(Dataset records on visual material)

--

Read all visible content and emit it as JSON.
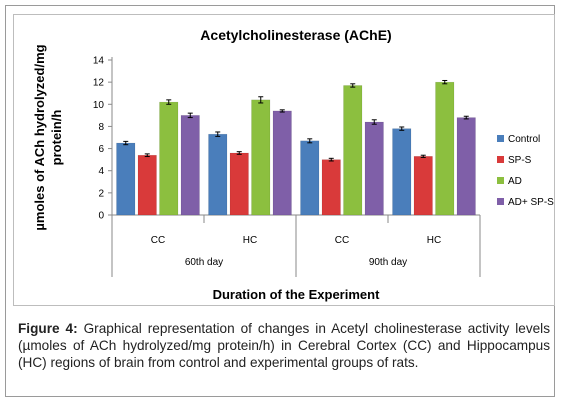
{
  "caption": {
    "label": "Figure 4:",
    "text": "Graphical representation of changes in Acetyl cholinesterase activity levels (µmoles of ACh hydrolyzed/mg protein/h) in Cerebral Cortex (CC) and Hippocampus (HC) regions of brain from control and experimental groups of rats."
  },
  "chart_data": {
    "type": "bar",
    "title": "Acetylcholinesterase (AChE)",
    "ylabel_lines": [
      "µmoles of ACh hydrolyzed/mg",
      "protein/h"
    ],
    "xlabel": "Duration of  the Experiment",
    "ylim": [
      0,
      14
    ],
    "yticks": [
      0,
      2,
      4,
      6,
      8,
      10,
      12,
      14
    ],
    "grid": false,
    "legend_position": "right",
    "categories": [
      "CC",
      "HC",
      "CC",
      "HC"
    ],
    "groups": [
      {
        "label": "60th day",
        "categories": [
          "CC",
          "HC"
        ]
      },
      {
        "label": "90th day",
        "categories": [
          "CC",
          "HC"
        ]
      }
    ],
    "series": [
      {
        "name": "Control",
        "color": "#4a7ebb",
        "values": [
          6.5,
          7.3,
          6.7,
          7.8
        ],
        "errors": [
          0.15,
          0.2,
          0.18,
          0.15
        ]
      },
      {
        "name": "SP-S",
        "color": "#d93a3a",
        "values": [
          5.4,
          5.6,
          5.0,
          5.3
        ],
        "errors": [
          0.12,
          0.12,
          0.12,
          0.1
        ]
      },
      {
        "name": "AD",
        "color": "#8cbf3f",
        "values": [
          10.2,
          10.4,
          11.7,
          12.0
        ],
        "errors": [
          0.2,
          0.28,
          0.15,
          0.15
        ]
      },
      {
        "name": "AD+ SP-S",
        "color": "#7f5fa8",
        "values": [
          9.0,
          9.4,
          8.4,
          8.8
        ],
        "errors": [
          0.2,
          0.1,
          0.2,
          0.12
        ]
      }
    ]
  }
}
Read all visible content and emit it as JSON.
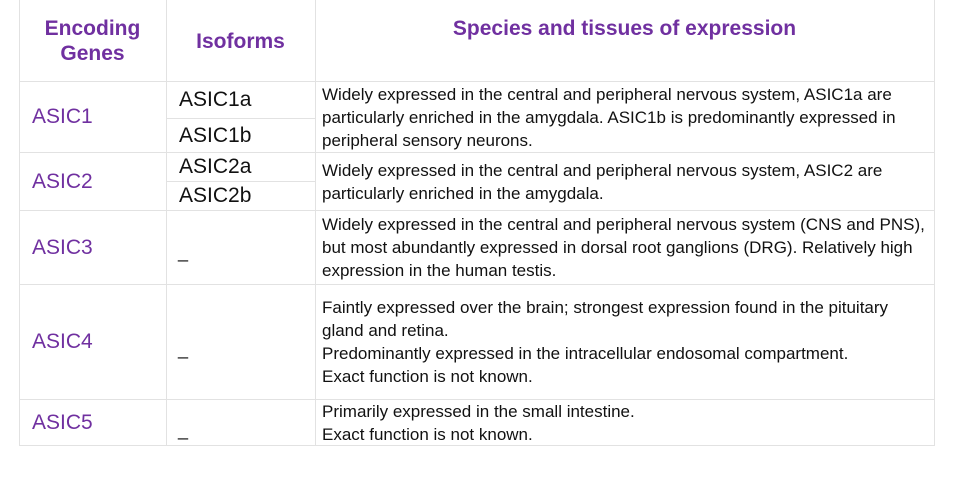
{
  "header": {
    "encoding_genes": "Encoding Genes",
    "isoforms": "Isoforms",
    "expression": "Species and tissues of expression"
  },
  "rows": [
    {
      "gene": "ASIC1",
      "isoforms": [
        "ASIC1a",
        "ASIC1b"
      ],
      "expression": "Widely expressed in the central and peripheral nervous system, ASIC1a are particularly enriched in the amygdala. ASIC1b is predominantly expressed in peripheral sensory neurons."
    },
    {
      "gene": "ASIC2",
      "isoforms": [
        "ASIC2a",
        "ASIC2b"
      ],
      "expression": "Widely expressed in the central and peripheral nervous system, ASIC2 are particularly enriched in the amygdala."
    },
    {
      "gene": "ASIC3",
      "isoform_placeholder": "_",
      "expression": "Widely expressed in the central and peripheral nervous system (CNS and PNS), but most abundantly expressed in dorsal root ganglions (DRG). Relatively high expression in the human testis."
    },
    {
      "gene": "ASIC4",
      "isoform_placeholder": "_",
      "expression_lines": [
        "Faintly expressed over the brain; strongest expression found in the pituitary gland and retina.",
        "Predominantly expressed in the intracellular endosomal compartment.",
        "Exact function is not known."
      ]
    },
    {
      "gene": "ASIC5",
      "isoform_placeholder": "_",
      "expression_lines": [
        "Primarily expressed in the small intestine.",
        "Exact function is not known."
      ]
    }
  ]
}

--

DESCRIPTION OF THE TASK: Your answer must be an exact copy of the records, minus any pictures.

TASK ANSWER:
Read all visible content and emit it as JSON.
{
  "caption": {
    "label": "Figure 4:",
    "text": "Graphical representation of changes in Acetyl cholinesterase activity levels (µmoles of ACh hydrolyzed/mg protein/h) in Cerebral Cortex (CC) and Hippocampus (HC) regions of brain from control and experimental groups of rats."
  },
  "chart_data": {
    "type": "bar",
    "title": "Acetylcholinesterase (AChE)",
    "ylabel_lines": [
      "µmoles of ACh hydrolyzed/mg",
      "protein/h"
    ],
    "xlabel": "Duration of  the Experiment",
    "ylim": [
      0,
      14
    ],
    "yticks": [
      0,
      2,
      4,
      6,
      8,
      10,
      12,
      14
    ],
    "grid": false,
    "legend_position": "right",
    "categories": [
      "CC",
      "HC",
      "CC",
      "HC"
    ],
    "groups": [
      {
        "label": "60th day",
        "categories": [
          "CC",
          "HC"
        ]
      },
      {
        "label": "90th day",
        "categories": [
          "CC",
          "HC"
        ]
      }
    ],
    "series": [
      {
        "name": "Control",
        "color": "#4a7ebb",
        "values": [
          6.5,
          7.3,
          6.7,
          7.8
        ],
        "errors": [
          0.15,
          0.2,
          0.18,
          0.15
        ]
      },
      {
        "name": "SP-S",
        "color": "#d93a3a",
        "values": [
          5.4,
          5.6,
          5.0,
          5.3
        ],
        "errors": [
          0.12,
          0.12,
          0.12,
          0.1
        ]
      },
      {
        "name": "AD",
        "color": "#8cbf3f",
        "values": [
          10.2,
          10.4,
          11.7,
          12.0
        ],
        "errors": [
          0.2,
          0.28,
          0.15,
          0.15
        ]
      },
      {
        "name": "AD+ SP-S",
        "color": "#7f5fa8",
        "values": [
          9.0,
          9.4,
          8.4,
          8.8
        ],
        "errors": [
          0.2,
          0.1,
          0.2,
          0.12
        ]
      }
    ]
  }
}
Read all visible content and emit it as JSON.
{
  "header": {
    "encoding_genes": "Encoding Genes",
    "isoforms": "Isoforms",
    "expression": "Species and tissues of expression"
  },
  "rows": [
    {
      "gene": "ASIC1",
      "isoforms": [
        "ASIC1a",
        "ASIC1b"
      ],
      "expression": "Widely expressed in the central and peripheral nervous system, ASIC1a are particularly enriched in the amygdala. ASIC1b is predominantly expressed in peripheral sensory neurons."
    },
    {
      "gene": "ASIC2",
      "isoforms": [
        "ASIC2a",
        "ASIC2b"
      ],
      "expression": "Widely expressed in the central and peripheral nervous system, ASIC2 are particularly enriched in the amygdala."
    },
    {
      "gene": "ASIC3",
      "isoform_placeholder": "_",
      "expression": "Widely expressed in the central and peripheral nervous system (CNS and PNS), but most abundantly expressed in dorsal root ganglions (DRG). Relatively high expression in the human testis."
    },
    {
      "gene": "ASIC4",
      "isoform_placeholder": "_",
      "expression_lines": [
        "Faintly expressed over the brain; strongest expression found in the pituitary gland and retina.",
        "Predominantly expressed in the intracellular endosomal compartment.",
        "Exact function is not known."
      ]
    },
    {
      "gene": "ASIC5",
      "isoform_placeholder": "_",
      "expression_lines": [
        "Primarily expressed in the small intestine.",
        "Exact function is not known."
      ]
    }
  ]
}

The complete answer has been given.